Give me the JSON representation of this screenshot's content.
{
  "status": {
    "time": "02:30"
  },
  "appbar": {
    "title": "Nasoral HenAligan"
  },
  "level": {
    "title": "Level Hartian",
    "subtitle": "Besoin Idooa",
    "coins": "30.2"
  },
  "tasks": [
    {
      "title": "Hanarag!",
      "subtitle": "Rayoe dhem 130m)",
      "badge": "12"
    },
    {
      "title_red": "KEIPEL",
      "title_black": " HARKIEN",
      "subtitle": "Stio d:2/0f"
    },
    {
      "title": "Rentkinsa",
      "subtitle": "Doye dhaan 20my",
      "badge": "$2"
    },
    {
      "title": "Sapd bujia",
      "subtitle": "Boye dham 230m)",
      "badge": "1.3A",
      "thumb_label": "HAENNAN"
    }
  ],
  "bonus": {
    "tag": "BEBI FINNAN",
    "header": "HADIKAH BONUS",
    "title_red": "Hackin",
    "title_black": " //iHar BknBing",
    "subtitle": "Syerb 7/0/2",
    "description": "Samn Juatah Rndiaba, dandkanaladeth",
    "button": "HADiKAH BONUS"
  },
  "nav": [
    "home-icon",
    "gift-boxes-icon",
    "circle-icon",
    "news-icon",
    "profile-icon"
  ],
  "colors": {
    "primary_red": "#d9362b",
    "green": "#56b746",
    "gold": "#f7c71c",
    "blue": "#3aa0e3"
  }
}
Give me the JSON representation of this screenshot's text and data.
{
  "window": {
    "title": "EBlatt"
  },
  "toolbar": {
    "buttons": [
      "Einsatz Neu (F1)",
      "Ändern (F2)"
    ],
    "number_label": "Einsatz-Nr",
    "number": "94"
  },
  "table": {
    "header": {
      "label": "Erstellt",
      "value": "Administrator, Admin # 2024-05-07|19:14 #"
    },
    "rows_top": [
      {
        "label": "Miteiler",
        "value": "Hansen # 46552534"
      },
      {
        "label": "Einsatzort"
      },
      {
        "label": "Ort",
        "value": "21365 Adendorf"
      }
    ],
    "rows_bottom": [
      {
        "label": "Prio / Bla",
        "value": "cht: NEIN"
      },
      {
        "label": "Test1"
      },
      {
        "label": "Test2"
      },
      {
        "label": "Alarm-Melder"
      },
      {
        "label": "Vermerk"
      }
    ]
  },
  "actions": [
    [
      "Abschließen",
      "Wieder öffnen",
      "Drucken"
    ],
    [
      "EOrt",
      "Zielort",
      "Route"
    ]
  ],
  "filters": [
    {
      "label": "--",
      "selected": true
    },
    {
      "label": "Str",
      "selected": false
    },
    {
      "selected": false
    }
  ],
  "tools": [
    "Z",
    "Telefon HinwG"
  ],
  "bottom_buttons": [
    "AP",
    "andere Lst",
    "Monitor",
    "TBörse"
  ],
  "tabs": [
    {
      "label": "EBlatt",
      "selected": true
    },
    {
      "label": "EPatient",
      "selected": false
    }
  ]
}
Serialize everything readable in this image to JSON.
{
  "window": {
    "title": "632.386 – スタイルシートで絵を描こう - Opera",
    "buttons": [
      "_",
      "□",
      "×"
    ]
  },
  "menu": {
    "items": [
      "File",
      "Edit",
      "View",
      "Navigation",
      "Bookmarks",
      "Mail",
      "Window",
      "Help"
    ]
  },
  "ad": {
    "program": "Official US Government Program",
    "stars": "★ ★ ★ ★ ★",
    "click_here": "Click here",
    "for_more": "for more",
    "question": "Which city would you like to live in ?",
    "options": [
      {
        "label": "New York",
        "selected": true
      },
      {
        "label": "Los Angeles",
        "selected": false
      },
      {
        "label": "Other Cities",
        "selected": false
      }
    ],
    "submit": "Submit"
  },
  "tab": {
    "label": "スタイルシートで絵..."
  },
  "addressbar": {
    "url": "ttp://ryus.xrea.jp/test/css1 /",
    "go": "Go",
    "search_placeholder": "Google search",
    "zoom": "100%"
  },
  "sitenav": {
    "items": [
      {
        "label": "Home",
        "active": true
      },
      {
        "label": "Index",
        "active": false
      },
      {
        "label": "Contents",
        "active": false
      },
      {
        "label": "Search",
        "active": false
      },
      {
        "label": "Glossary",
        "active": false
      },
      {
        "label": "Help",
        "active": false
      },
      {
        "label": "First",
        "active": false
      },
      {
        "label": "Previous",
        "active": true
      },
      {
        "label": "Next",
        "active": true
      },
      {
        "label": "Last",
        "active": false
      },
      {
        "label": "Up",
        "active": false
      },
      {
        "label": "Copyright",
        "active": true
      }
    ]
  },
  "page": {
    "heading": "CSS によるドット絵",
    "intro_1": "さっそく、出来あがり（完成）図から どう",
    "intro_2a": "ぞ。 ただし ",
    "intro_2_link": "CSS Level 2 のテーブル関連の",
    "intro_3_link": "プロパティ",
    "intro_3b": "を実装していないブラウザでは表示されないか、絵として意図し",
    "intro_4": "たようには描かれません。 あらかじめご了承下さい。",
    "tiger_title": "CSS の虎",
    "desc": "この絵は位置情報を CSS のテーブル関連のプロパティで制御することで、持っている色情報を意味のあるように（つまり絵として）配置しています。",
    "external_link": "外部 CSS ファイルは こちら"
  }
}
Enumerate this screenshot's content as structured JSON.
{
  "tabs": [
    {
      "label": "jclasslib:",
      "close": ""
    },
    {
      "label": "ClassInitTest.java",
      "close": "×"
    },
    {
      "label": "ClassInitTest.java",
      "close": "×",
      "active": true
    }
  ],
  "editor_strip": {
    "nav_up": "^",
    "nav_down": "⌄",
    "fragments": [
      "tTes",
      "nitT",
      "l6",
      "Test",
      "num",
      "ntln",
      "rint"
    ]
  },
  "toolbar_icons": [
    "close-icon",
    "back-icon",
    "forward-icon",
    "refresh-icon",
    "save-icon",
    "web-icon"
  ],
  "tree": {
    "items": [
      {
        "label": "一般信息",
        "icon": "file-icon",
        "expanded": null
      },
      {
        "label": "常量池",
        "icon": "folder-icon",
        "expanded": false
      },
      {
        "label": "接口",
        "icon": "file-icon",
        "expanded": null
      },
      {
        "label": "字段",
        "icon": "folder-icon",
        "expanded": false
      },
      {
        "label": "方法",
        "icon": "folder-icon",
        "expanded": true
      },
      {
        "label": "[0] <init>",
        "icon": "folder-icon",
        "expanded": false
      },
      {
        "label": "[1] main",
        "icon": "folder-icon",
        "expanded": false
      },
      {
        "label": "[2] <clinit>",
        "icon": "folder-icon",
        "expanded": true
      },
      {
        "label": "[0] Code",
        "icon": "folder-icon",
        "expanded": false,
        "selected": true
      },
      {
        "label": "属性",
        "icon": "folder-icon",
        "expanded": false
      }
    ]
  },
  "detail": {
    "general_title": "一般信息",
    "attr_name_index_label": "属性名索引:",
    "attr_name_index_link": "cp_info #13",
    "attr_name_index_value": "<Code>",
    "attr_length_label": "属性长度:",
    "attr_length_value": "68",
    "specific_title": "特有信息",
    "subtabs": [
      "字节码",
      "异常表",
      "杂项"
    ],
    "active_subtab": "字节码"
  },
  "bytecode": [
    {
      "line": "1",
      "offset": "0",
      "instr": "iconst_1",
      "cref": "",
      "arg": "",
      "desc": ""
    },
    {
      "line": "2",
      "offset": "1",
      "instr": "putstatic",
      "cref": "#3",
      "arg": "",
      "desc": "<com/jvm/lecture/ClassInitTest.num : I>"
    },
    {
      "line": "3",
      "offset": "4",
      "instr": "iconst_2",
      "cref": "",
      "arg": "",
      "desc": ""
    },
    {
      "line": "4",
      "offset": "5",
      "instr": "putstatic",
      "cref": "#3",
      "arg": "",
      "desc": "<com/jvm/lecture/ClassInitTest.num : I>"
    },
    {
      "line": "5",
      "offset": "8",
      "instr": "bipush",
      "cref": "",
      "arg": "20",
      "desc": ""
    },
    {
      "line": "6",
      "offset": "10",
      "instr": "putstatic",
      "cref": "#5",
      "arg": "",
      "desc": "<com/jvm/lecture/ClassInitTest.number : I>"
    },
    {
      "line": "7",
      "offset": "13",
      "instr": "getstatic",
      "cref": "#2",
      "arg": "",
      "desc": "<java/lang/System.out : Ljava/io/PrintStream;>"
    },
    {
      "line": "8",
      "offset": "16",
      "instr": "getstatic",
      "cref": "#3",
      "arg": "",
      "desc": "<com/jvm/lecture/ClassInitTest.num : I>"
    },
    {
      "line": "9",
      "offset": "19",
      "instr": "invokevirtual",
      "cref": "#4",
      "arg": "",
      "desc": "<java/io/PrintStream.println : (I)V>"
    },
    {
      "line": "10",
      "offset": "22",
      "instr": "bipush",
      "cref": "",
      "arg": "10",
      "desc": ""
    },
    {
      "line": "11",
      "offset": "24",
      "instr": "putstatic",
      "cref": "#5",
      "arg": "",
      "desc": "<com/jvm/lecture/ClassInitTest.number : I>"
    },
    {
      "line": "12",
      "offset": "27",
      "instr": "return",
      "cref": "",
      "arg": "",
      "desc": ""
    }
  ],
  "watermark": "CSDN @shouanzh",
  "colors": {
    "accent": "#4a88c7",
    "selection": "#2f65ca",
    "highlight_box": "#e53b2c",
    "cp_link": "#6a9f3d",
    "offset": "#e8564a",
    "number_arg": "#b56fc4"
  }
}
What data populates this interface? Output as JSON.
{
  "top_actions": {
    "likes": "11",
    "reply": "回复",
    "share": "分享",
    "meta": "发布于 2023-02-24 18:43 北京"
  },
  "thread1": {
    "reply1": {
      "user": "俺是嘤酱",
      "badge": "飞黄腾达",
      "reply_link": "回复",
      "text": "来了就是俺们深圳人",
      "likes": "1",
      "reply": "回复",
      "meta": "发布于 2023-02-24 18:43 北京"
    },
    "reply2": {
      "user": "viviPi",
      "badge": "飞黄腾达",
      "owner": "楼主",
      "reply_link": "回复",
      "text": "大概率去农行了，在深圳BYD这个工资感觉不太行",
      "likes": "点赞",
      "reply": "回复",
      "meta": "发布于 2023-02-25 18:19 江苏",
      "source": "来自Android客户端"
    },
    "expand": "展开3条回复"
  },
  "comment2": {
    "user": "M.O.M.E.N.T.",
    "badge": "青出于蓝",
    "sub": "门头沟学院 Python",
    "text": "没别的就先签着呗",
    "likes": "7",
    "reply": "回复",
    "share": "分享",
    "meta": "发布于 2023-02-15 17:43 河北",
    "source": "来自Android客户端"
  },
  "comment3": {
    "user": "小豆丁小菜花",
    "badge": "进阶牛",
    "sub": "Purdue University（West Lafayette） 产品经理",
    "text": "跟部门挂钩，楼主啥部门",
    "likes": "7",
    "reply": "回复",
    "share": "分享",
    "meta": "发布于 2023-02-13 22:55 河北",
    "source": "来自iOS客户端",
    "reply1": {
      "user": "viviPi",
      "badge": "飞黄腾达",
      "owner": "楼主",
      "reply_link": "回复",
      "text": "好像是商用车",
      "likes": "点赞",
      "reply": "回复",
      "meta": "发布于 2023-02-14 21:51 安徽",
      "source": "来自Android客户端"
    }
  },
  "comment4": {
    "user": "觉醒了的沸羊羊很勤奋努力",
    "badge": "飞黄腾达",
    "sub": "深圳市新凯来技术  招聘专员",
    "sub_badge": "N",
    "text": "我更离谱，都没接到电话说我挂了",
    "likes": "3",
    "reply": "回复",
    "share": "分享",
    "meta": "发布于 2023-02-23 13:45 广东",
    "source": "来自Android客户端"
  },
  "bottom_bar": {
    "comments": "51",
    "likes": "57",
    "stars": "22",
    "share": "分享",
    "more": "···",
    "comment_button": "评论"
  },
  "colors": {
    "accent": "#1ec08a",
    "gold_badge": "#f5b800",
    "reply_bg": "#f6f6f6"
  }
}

+===+

- **YOUR OBJECTIVE**
Go through the records and copy each line with "data" in it.

- **SOLUTION TO THIS TASK**
Give me the JSON representation of this screenshot's text and data.
What data populates this interface? Output as JSON.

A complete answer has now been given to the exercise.